# start of Exercise input

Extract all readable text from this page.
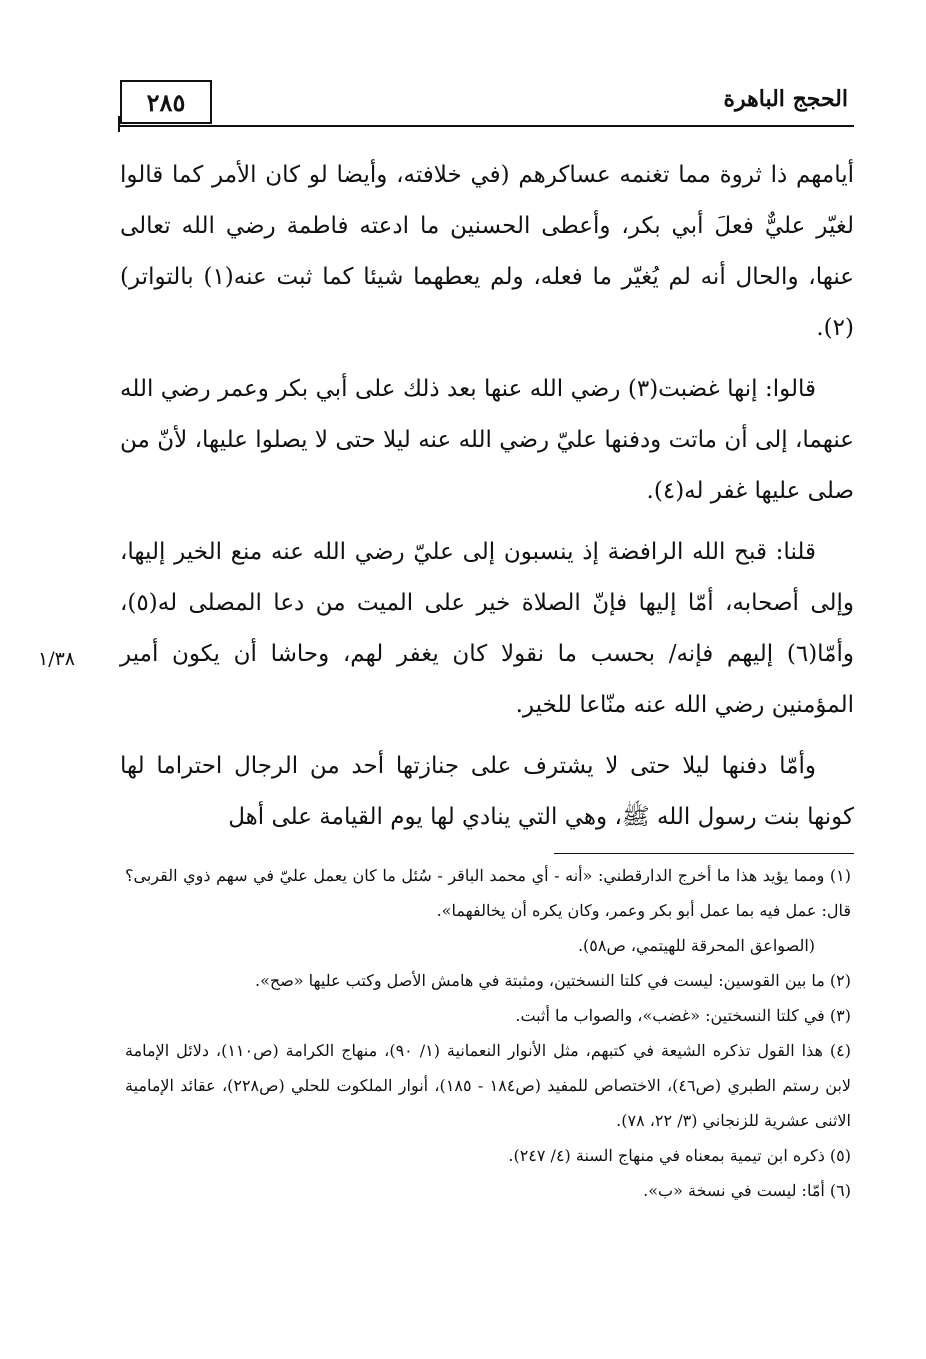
الحجج الباهرة
٢٨٥
١/٣٨

أيامهم ذا ثروة مما تغنمه عساكرهم (في خلافته، وأيضا لو كان الأمر كما قالوا لغيّر عليٌّ فعلَ أبي بكر، وأعطى الحسنين ما ادعته فاطمة رضي الله تعالى عنها، والحال أنه لم يُغيّر ما فعله، ولم يعطهما شيئا كما ثبت عنه(١) بالتواتر)(٢).

قالوا: إنها غضبت(٣) رضي الله عنها بعد ذلك على أبي بكر وعمر رضي الله عنهما، إلى أن ماتت ودفنها عليّ رضي الله عنه ليلا حتى لا يصلوا عليها، لأنّ من صلى عليها غفر له(٤).

قلنا: قبح الله الرافضة إذ ينسبون إلى عليّ رضي الله عنه منع الخير إليها، وإلى أصحابه، أمّا إليها فإنّ الصلاة خير على الميت من دعا المصلى له(٥)، وأمّا(٦) إليهم فإنه/ بحسب ما نقولا كان يغفر لهم، وحاشا أن يكون أمير المؤمنين رضي الله عنه منّاعا للخير.

وأمّا دفنها ليلا حتى لا يشترف على جنازتها أحد من الرجال احتراما لها كونها بنت رسول الله ﷺ، وهي التي ينادي لها يوم القيامة على أهل

(١) ومما يؤيد هذا ما أخرج الدارقطني: «أنه - أي محمد الباقر - سُئل ما كان يعمل عليّ في سهم ذوي القربى؟ قال: عمل فيه بما عمل أبو بكر وعمر، وكان يكره أن يخالفهما».

(الصواعق المحرقة للهيتمي، ص٥٨).

(٢) ما بين القوسين: ليست في كلتا النسختين، ومثبتة في هامش الأصل وكتب عليها «صح».

(٣) في كلتا النسختين: «غضب»، والصواب ما أثبت.

(٤) هذا القول تذكره الشيعة في كتبهم، مثل الأنوار النعمانية (١/ ٩٠)، منهاج الكرامة (ص١١٠)، دلائل الإمامة لابن رستم الطبري (ص٤٦)، الاختصاص للمفيد (ص١٨٤ - ١٨٥)، أنوار الملكوت للحلي (ص٢٢٨)، عقائد الإمامية الاثنى عشرية للزنجاني (٣/ ٢٢، ٧٨).

(٥) ذكره ابن تيمية بمعناه في منهاج السنة (٤/ ٢٤٧).

(٦) أمّا: ليست في نسخة «ب».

# end of Exercise input

▶ Task requirements
Identify every line above that includes the word "كلتا", and show those lines.

▶ Written response
(٢) ما بين القوسين: ليست في كلتا النسختين، ومثبتة في هامش الأصل وكتب عليها «صح».
(٣) في كلتا النسختين: «غضب»، والصواب ما أثبت.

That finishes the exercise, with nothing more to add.